▶ _Short exercise_: Identify the lines that contain the string "name" and report only how many there are.

#### Provided records

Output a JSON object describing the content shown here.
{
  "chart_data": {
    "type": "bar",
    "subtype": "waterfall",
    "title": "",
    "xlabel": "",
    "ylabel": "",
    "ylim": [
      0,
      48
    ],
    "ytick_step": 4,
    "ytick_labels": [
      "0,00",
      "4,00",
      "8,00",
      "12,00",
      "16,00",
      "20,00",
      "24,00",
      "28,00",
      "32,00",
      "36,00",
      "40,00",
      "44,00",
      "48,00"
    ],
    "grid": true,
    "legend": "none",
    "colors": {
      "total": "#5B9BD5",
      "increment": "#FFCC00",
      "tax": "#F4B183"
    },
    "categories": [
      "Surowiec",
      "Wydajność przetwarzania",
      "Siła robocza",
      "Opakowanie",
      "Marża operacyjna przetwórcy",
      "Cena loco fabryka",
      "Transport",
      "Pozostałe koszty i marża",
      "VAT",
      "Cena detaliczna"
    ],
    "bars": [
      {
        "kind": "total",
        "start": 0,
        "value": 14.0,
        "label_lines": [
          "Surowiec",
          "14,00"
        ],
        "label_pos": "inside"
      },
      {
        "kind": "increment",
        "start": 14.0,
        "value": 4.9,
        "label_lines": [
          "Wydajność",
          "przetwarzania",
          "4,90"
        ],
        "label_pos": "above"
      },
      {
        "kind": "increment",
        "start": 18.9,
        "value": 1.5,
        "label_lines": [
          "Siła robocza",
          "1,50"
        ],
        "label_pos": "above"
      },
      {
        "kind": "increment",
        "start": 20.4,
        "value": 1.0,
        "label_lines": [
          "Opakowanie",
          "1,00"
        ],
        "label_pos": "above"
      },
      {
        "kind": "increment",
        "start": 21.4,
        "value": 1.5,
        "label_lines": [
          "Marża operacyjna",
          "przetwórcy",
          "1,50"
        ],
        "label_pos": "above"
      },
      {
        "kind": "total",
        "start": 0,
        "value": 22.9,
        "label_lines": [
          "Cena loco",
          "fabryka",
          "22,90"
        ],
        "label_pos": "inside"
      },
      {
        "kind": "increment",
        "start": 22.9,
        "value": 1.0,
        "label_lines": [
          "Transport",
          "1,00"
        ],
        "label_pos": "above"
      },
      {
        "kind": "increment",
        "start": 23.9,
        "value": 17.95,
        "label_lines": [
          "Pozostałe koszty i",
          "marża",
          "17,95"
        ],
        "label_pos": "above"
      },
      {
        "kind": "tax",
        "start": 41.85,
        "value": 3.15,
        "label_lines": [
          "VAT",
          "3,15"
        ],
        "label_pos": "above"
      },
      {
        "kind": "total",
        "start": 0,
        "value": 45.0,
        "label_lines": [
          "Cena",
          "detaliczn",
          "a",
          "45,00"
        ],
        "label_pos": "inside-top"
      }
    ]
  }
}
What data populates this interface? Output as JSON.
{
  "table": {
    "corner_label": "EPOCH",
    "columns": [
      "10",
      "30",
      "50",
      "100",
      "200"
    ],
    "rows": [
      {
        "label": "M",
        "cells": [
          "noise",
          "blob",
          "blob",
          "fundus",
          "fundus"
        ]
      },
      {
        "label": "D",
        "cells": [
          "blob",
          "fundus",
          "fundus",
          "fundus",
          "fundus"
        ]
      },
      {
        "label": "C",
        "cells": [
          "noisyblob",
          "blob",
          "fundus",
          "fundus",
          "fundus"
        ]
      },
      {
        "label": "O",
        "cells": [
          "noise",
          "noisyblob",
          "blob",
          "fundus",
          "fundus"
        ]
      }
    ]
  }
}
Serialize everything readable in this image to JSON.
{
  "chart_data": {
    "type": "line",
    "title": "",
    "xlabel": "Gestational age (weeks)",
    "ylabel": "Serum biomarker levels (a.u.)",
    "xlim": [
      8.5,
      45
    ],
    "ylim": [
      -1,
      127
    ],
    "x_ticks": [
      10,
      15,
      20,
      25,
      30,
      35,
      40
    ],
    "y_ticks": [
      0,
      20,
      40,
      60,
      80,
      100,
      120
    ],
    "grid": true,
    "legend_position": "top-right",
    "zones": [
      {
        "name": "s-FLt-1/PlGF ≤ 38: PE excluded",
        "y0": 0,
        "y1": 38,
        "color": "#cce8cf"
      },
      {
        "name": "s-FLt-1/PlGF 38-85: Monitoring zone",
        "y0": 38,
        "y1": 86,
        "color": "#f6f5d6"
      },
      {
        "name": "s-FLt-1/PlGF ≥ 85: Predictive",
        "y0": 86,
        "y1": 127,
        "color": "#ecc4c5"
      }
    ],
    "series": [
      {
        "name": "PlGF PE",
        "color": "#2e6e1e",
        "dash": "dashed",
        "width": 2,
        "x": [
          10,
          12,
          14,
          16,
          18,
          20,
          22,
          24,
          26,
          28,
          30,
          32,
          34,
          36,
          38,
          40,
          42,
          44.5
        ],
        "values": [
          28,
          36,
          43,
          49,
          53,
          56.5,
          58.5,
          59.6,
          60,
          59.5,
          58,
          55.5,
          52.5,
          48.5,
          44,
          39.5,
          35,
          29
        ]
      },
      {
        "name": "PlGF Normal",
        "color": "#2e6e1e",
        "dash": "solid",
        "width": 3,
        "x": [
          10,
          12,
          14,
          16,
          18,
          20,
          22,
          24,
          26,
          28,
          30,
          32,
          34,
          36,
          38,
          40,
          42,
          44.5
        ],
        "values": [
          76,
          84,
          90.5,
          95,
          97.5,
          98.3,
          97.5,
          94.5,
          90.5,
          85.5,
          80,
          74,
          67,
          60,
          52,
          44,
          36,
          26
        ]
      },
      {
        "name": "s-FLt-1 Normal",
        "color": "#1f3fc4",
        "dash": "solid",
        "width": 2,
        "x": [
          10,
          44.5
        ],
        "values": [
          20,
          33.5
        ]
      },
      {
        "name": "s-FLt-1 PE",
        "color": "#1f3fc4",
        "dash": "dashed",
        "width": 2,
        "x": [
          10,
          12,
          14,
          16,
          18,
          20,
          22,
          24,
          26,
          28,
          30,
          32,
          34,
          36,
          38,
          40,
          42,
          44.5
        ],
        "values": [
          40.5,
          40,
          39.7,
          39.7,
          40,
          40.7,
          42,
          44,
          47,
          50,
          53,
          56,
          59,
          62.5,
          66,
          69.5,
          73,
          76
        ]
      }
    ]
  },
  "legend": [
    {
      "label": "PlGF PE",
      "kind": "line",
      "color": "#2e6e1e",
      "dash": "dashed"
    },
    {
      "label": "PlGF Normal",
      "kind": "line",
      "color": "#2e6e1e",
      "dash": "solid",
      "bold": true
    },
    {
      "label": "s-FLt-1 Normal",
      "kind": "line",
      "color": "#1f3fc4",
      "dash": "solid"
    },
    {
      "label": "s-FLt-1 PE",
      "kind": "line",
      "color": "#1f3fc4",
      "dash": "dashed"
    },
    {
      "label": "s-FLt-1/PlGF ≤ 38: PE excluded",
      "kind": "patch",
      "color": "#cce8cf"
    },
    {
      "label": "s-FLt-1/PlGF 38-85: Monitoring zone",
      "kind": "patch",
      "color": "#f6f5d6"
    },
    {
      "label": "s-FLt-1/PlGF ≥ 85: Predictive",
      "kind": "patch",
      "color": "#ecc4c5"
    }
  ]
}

########

▶ _Correct result_: 7